Find every line in the records below that holds the word "Figure" and copy it.

DATA PROVIDED -
==============================

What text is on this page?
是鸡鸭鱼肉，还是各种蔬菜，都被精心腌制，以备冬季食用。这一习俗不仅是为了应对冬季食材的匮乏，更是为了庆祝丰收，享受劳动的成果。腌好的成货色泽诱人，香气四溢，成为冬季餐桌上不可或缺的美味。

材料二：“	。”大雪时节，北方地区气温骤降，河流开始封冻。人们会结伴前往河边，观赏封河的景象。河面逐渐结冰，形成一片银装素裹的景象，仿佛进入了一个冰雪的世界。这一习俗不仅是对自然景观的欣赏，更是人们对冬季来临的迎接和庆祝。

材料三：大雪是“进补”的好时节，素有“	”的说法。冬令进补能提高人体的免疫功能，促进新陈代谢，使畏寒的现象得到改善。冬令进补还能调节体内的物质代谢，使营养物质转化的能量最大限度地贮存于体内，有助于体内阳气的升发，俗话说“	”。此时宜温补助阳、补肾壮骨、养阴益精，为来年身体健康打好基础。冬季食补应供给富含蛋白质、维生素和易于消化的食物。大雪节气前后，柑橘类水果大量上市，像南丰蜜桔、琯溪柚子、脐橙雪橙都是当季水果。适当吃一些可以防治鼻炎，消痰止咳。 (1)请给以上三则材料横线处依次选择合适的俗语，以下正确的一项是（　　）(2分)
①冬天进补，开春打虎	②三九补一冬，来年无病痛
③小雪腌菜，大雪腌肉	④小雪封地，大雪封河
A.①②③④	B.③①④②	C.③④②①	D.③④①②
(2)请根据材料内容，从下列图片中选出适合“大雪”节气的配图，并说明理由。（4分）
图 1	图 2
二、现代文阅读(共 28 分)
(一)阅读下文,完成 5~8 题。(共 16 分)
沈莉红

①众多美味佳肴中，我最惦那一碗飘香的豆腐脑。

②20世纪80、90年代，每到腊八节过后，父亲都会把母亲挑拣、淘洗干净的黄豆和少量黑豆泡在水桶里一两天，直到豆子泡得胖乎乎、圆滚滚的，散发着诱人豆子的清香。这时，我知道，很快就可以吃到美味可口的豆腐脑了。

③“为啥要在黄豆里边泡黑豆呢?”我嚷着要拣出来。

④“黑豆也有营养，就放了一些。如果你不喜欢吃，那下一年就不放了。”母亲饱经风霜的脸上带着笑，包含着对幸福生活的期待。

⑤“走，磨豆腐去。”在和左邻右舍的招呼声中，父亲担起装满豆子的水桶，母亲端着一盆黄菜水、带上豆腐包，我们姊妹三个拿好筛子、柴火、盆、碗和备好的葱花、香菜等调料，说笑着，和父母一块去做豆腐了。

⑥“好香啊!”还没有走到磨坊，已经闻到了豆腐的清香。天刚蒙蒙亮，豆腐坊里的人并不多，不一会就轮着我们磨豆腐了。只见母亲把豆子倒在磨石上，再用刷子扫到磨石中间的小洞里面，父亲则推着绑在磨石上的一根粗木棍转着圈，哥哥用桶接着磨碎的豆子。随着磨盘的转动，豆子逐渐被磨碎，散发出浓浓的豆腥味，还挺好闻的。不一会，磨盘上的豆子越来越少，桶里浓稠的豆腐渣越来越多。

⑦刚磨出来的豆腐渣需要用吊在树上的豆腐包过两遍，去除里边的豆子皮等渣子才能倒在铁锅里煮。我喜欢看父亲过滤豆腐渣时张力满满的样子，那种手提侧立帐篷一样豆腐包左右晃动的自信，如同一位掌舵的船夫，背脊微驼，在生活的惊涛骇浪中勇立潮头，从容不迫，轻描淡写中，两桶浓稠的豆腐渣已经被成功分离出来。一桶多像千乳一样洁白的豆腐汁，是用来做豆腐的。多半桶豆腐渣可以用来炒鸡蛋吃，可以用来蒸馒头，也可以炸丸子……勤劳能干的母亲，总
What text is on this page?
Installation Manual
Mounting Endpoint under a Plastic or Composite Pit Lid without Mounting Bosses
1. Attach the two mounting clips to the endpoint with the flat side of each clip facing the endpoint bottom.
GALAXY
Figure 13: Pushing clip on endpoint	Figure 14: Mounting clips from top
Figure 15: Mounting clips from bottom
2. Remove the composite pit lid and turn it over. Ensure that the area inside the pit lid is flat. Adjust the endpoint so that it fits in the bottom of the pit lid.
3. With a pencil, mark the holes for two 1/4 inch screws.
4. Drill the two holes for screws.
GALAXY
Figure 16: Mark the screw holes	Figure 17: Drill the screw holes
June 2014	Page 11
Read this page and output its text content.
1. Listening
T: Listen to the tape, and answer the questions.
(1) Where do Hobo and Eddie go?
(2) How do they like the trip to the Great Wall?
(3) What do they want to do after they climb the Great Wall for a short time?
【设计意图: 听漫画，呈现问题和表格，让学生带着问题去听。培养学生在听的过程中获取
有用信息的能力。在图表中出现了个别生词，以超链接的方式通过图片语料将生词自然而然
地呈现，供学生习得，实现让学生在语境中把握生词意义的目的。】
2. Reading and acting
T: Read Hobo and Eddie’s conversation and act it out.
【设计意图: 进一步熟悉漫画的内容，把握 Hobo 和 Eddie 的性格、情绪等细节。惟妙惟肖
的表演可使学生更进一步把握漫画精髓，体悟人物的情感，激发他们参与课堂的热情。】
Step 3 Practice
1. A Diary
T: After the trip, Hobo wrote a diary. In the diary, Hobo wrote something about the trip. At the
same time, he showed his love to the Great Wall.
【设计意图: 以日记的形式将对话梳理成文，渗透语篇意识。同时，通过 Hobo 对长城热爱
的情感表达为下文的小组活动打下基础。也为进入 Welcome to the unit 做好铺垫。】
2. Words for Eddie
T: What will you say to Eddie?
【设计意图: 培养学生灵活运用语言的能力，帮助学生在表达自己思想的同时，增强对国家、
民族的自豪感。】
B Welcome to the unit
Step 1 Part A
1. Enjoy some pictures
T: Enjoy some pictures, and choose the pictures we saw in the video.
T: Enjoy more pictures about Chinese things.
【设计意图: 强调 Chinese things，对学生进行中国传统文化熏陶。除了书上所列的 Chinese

==============================

SOLUTION TO THIS PROBLEM -
Figure 13: Pushing clip on endpoint	Figure 14: Mounting clips from top
Figure 15: Mounting clips from bottom
Figure 16: Mark the screw holes	Figure 17: Drill the screw holes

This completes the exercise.